- _Extract to read_
However, Garcia hit a bump this past March when he faced a far-lesser-known Mauricio Herrera in a manufactured Puerto Rican homecoming for Garcia that did little but distract the young champion and feed his growing sense of self. It seemed to cost him.
The general attitude was that Garcia would, of course, easily turn back Herrera’s challenge before his “home” fans and set up bigger, better, and more lucrative fights (like a welterweight challenge of Floyd Mayweather).
But no one told Herrera that he came to Puerto Rico to lose. As a result, the Mexican-American boxed circles around Garcia, bloodied and broke his nose and almost left town with Garcia’s title belts. Ever since the close call, Garcia has been slammed with negative press and nasty social media comments.
That he chose to follow up the Herrera fight against an unheralded foe like Salka, just added to the disapproval by the suddenly fickle fans.
“I respect everybody’s opinion,” Garcia said. “I don’t knock anyone for their own opinion. If that’s how you feel, that’s how you feel. I can’t tell you what to say. But I can tell you what I’m going to do on August 9th. I’m going to go in there and fight hard for my fans.”
Many felt it was a disgrace that he would even consider defending his championship against a fighter not only unranked at 140 pounds, but barely rated in his natural division of lightweight. That lack of ranking led to the bout becoming a non-title fight.

- _The tasks_
1: Update the passage on Garcia from "However, Garcia hit" up to and including "to cost him.", swapping "homecoming" for "showcase".
2: Answer these questions from the passage on Garcia:
(a) Whom did Garcia face this past March?
(b) On what date does Garcia say he will fight hard for his fans?
(c) What led to the bout against Salka becoming a non-title fight?
The data that comes next is from a separate source.

- _Data shown_
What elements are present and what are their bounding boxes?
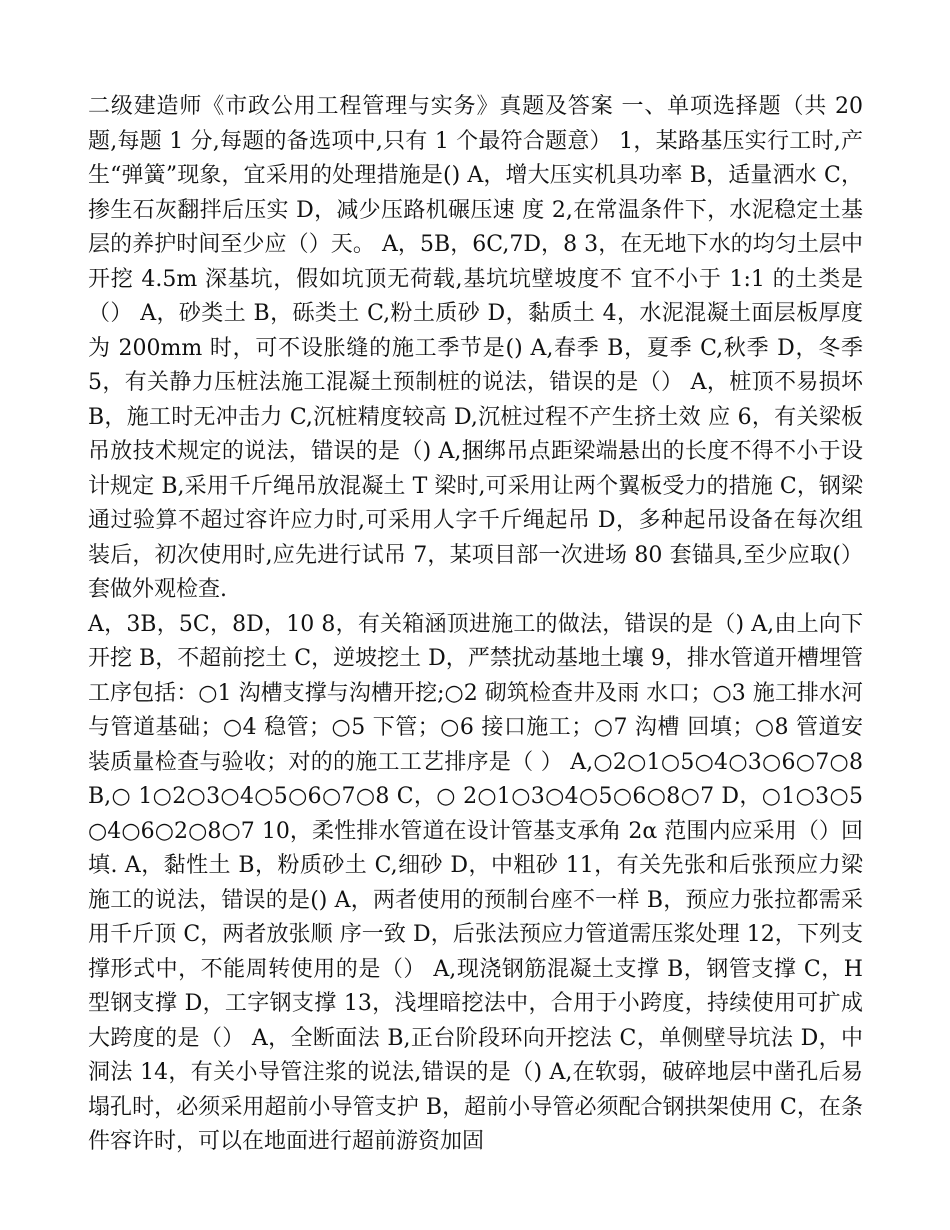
paragraph-1: 二级建造师《市政公用工程管理与实务》真题及答案 一、单项选择题（共 20 题,每题 1 分,每题的备选项中,只有 1 个最符合题意） 1，某路基压实行工时,产生“弹簧”现象，宜采用的处理措施是() A，增大压实机具功率 B，适量洒水 C，掺生石灰翻拌后压实 D，减少压路机碾压速 度 2,在常温条件下，水泥稳定土基层的养护时间至少应（）天。 A，5B，6C,7D，8 3，在无地下水的均匀土层中开挖 4.5m 深基坑，假如坑顶无荷载,基坑坑壁坡度不 宜不小于 1:1 的土类是（） A，砂类土 B，砾类土 C,粉土质砂 D，黏质土 4，水泥混凝土面层板厚度为 200mm 时，可不设胀缝的施工季节是() A,春季 B，夏季 C,秋季 D，冬季 5，有关静力压桩法施工混凝土预制桩的说法，错误的是（） A，桩顶不易损坏 B，施工时无冲击力 C,沉桩精度较高 D,沉桩过程不产生挤土效 应 6，有关梁板吊放技术规定的说法，错误的是（) A,捆绑吊点距梁端悬出的长度不得不小于设计规定 B,采用千斤绳吊放混凝土 T 梁时,可采用让两个翼板受力的措施 C，钢梁通过验算不超过容许应力时,可采用人字千斤绳起吊 D，多种起吊设备在每次组装后，初次使用时,应先进行试吊 7，某项目部一次进场 80 套锚具,至少应取(）套做外观检查. (88, 94, 863, 602)
paragraph-2: A，3B，5C，8D，10 8，有关箱涵顶进施工的做法，错误的是（) A,由上向下开挖 B，不超前挖土 C，逆坡挖土 D，严禁扰动基地土壤 9，排水管道开槽埋管工序包括：○1 沟槽支撑与沟槽开挖;○2 砌筑检查井及雨 水口；○3 施工排水河与管道基础；○4 稳管；○5 下管；○6 接口施工；○7 沟槽 回填；○8 管道安装质量检查与验收；对的的施工工艺排序是（ ） A,○2○1○5○4○3○6○7○8 B,○ 1○2○3○4○5○6○7○8 C，○ 2○1○3○4○5○6○8○7 D，○1○3○5○4○6○2○8○7 10，柔性排水管道在设计管基支承角 2α 范围内应采用（）回填. A，黏性土 B，粉质砂土 C,细砂 D，中粗砂 11，有关先张和后张预应力梁施工的说法，错误的是() A，两者使用的预制台座不一样 B，预应力张拉都需采用千斤顶 C，两者放张顺 序一致 D，后张法预应力管道需压浆处理 12，下列支撑形式中，不能周转使用的是（） A,现浇钢筋混凝土支撑 B，钢管支撑 C，H 型钢支撑 D，工字钢支撑 13，浅埋暗挖法中，合用于小跨度，持续使用可扩成大跨度的是（） A，全断面法 B,正台阶段环向开挖法 C，单侧壁导坑法 D，中洞法 14，有关小导管注浆的说法,错误的是（) A,在软弱，破碎地层中凿孔后易塌孔时，必须采用超前小导管支护 B，超前小导管必须配合钢拱架使用 C，在条件容许时，可以在地面进行超前游资加固 (88, 611, 863, 1154)
document-page (88, 90, 863, 1160)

- _Solution set_
1:
However, Garcia hit a bump this past March when he faced a far-lesser-known Mauricio Herrera in a manufactured Puerto Rican showcase for Garcia that did little but distract the young champion and feed his growing sense of self. It seemed to cost him.

2:
(a) Mauricio Herrera.
(b) August 9th.
(c) Salka's lack of ranking.